MATERIAL PROVIDED:
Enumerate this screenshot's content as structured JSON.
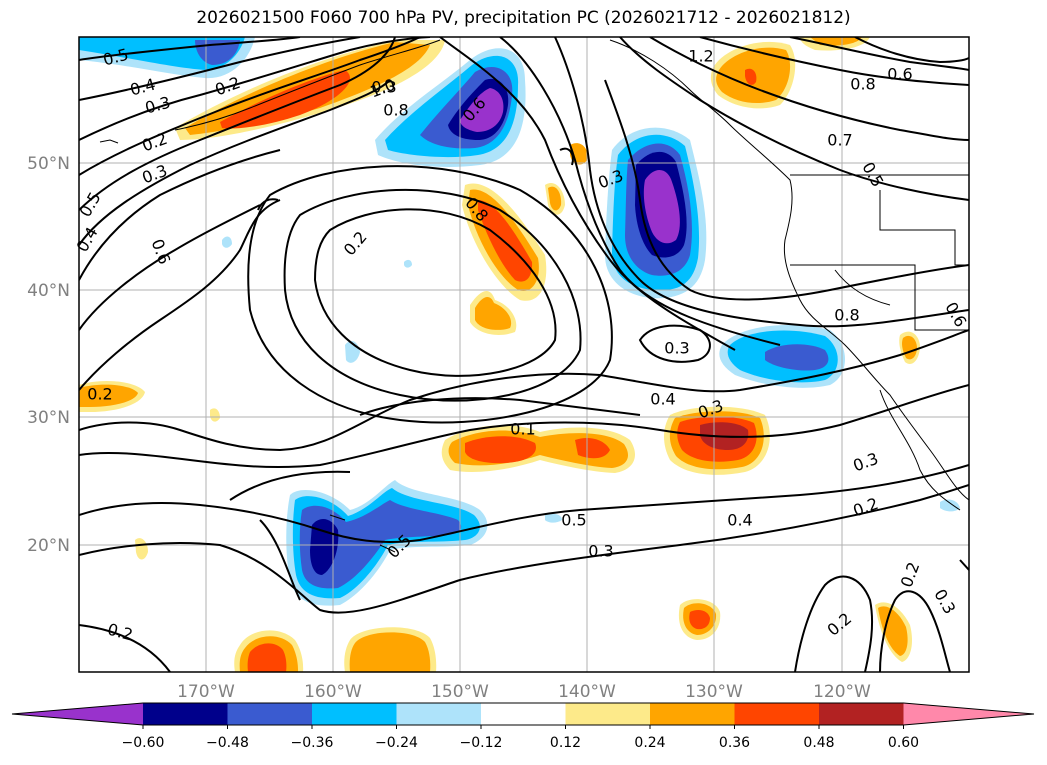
{
  "title": "2026021500 F060 700 hPa PV, precipitation PC (2026021712 - 2026021812)",
  "lat_labels": [
    "50°N",
    "40°N",
    "30°N",
    "20°N"
  ],
  "lon_labels": [
    "170°W",
    "160°W",
    "150°W",
    "140°W",
    "130°W",
    "120°W"
  ],
  "contour_labels": [
    "0.5",
    "0.4",
    "0.3",
    "0.2",
    "1.0",
    "0.8",
    "0.6",
    "1.2",
    "0.6",
    "0.8",
    "0.7",
    "0.5",
    "0.3",
    "0.5",
    "0.4",
    "0.6",
    "0.8",
    "0.3",
    "0.2",
    "0.8",
    "0.3",
    "0.6",
    "0.3",
    "0.2",
    "0.1",
    "0.4",
    "0.3",
    "0.5",
    "0.2",
    "0.5",
    "0.4",
    "0.3",
    "0.2",
    "0.2",
    "0.2",
    "0.3",
    "0.2",
    "0.3"
  ],
  "colorbar": {
    "ticks": [
      "−0.60",
      "−0.48",
      "−0.36",
      "−0.24",
      "−0.12",
      "0.12",
      "0.24",
      "0.36",
      "0.48",
      "0.60"
    ],
    "colors": [
      "#9932cc",
      "#00008b",
      "#3a5bd0",
      "#00bfff",
      "#aee3fa",
      "#ffffff",
      "#fdea8a",
      "#ffa500",
      "#ff4500",
      "#b22222",
      "#ff88aa"
    ]
  }
}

EXERCISE DETAILS: Copy every entry exactly as written. Pictures are excluded.

ANSWER TO THE PROBLEM:
Enumerate this screenshot's content as structured JSON.
{
  "title": "2026021500 F060 700 hPa PV, precipitation PC (2026021712 - 2026021812)",
  "lat_labels": [
    "50°N",
    "40°N",
    "30°N",
    "20°N"
  ],
  "lon_labels": [
    "170°W",
    "160°W",
    "150°W",
    "140°W",
    "130°W",
    "120°W"
  ],
  "contour_labels": [
    "0.5",
    "0.4",
    "0.3",
    "0.2",
    "1.0",
    "0.8",
    "0.6",
    "1.2",
    "0.6",
    "0.8",
    "0.7",
    "0.5",
    "0.3",
    "0.5",
    "0.4",
    "0.6",
    "0.8",
    "0.3",
    "0.2",
    "0.8",
    "0.3",
    "0.6",
    "0.3",
    "0.2",
    "0.1",
    "0.4",
    "0.3",
    "0.5",
    "0.2",
    "0.5",
    "0.4",
    "0.3",
    "0.2",
    "0.2",
    "0.2",
    "0.3",
    "0.2",
    "0.3"
  ],
  "colorbar": {
    "ticks": [
      "−0.60",
      "−0.48",
      "−0.36",
      "−0.24",
      "−0.12",
      "0.12",
      "0.24",
      "0.36",
      "0.48",
      "0.60"
    ],
    "colors": [
      "#9932cc",
      "#00008b",
      "#3a5bd0",
      "#00bfff",
      "#aee3fa",
      "#ffffff",
      "#fdea8a",
      "#ffa500",
      "#ff4500",
      "#b22222",
      "#ff88aa"
    ]
  }
}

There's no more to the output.